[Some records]
— start —

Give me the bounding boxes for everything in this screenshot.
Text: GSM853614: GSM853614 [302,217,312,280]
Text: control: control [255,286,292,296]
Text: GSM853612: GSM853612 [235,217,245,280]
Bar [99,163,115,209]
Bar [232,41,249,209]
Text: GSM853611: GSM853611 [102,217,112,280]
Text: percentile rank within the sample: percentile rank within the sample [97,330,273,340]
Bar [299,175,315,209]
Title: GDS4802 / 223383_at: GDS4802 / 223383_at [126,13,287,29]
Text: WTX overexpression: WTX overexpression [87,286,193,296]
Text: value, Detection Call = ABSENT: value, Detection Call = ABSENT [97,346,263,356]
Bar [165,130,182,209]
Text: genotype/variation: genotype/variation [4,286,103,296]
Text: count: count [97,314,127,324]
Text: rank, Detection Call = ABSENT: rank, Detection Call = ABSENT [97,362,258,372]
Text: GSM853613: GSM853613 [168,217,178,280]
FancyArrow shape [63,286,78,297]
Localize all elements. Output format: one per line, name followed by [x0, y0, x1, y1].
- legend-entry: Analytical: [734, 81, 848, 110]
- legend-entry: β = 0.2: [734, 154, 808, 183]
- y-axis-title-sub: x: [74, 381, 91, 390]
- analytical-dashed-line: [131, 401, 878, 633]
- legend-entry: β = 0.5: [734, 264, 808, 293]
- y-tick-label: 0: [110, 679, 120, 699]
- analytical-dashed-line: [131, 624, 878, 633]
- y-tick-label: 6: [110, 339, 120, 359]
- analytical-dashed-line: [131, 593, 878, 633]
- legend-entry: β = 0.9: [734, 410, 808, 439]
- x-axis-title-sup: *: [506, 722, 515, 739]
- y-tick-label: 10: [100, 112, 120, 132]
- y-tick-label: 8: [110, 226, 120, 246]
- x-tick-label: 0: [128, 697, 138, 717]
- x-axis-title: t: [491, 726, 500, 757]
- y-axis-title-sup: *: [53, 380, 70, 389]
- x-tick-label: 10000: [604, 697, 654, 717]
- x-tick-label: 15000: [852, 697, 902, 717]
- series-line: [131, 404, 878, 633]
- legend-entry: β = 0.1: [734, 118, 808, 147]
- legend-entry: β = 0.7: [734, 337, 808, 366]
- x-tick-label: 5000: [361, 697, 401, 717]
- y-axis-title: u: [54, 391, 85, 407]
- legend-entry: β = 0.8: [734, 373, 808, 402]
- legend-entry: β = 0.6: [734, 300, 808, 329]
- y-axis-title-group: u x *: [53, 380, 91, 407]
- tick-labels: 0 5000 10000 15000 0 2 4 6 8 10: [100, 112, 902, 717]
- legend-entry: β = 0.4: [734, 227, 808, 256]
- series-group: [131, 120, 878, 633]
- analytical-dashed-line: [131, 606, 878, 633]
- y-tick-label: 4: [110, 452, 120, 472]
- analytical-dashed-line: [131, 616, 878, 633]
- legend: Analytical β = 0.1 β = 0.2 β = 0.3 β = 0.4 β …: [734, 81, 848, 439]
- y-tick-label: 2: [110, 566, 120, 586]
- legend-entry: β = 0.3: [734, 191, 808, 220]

— end —

Rewrite all the records, putting "analytical-reference-line" wherever "analytical-dashed-line" appears and leaving everything else unchanged.

Give me the bounding boxes for everything in this screenshot.
Text: GSM853614: GSM853614 [302,217,312,280]
Text: control: control [255,286,292,296]
Text: GSM853612: GSM853612 [235,217,245,280]
Bar [99,163,115,209]
Bar [232,41,249,209]
Text: GSM853611: GSM853611 [102,217,112,280]
Text: percentile rank within the sample: percentile rank within the sample [97,330,273,340]
Bar [299,175,315,209]
Title: GDS4802 / 223383_at: GDS4802 / 223383_at [126,13,287,29]
Text: WTX overexpression: WTX overexpression [87,286,193,296]
Text: value, Detection Call = ABSENT: value, Detection Call = ABSENT [97,346,263,356]
Bar [165,130,182,209]
Text: genotype/variation: genotype/variation [4,286,103,296]
Text: count: count [97,314,127,324]
Text: rank, Detection Call = ABSENT: rank, Detection Call = ABSENT [97,362,258,372]
Text: GSM853613: GSM853613 [168,217,178,280]
FancyArrow shape [63,286,78,297]
Localize all elements. Output format: one per line, name followed by [x0, y0, x1, y1].
- legend-entry: Analytical: [734, 81, 848, 110]
- legend-entry: β = 0.2: [734, 154, 808, 183]
- y-axis-title-sub: x: [74, 381, 91, 390]
- analytical-reference-line: [131, 401, 878, 633]
- legend-entry: β = 0.5: [734, 264, 808, 293]
- y-tick-label: 0: [110, 679, 120, 699]
- analytical-reference-line: [131, 624, 878, 633]
- y-tick-label: 6: [110, 339, 120, 359]
- analytical-reference-line: [131, 593, 878, 633]
- legend-entry: β = 0.9: [734, 410, 808, 439]
- x-axis-title-sup: *: [506, 722, 515, 739]
- y-tick-label: 10: [100, 112, 120, 132]
- y-tick-label: 8: [110, 226, 120, 246]
- x-tick-label: 0: [128, 697, 138, 717]
- x-axis-title: t: [491, 726, 500, 757]
- y-axis-title-sup: *: [53, 380, 70, 389]
- x-tick-label: 10000: [604, 697, 654, 717]
- x-tick-label: 15000: [852, 697, 902, 717]
- series-line: [131, 404, 878, 633]
- legend-entry: β = 0.1: [734, 118, 808, 147]
- legend-entry: β = 0.7: [734, 337, 808, 366]
- x-tick-label: 5000: [361, 697, 401, 717]
- y-axis-title: u: [54, 391, 85, 407]
- legend-entry: β = 0.8: [734, 373, 808, 402]
- legend-entry: β = 0.6: [734, 300, 808, 329]
- y-axis-title-group: u x *: [53, 380, 91, 407]
- tick-labels: 0 5000 10000 15000 0 2 4 6 8 10: [100, 112, 902, 717]
- legend-entry: β = 0.4: [734, 227, 808, 256]
- series-group: [131, 120, 878, 633]
- analytical-reference-line: [131, 606, 878, 633]
- y-tick-label: 4: [110, 452, 120, 472]
- analytical-reference-line: [131, 616, 878, 633]
- legend: Analytical β = 0.1 β = 0.2 β = 0.3 β = 0.4 β …: [734, 81, 848, 439]
- y-tick-label: 2: [110, 566, 120, 586]
- legend-entry: β = 0.3: [734, 191, 808, 220]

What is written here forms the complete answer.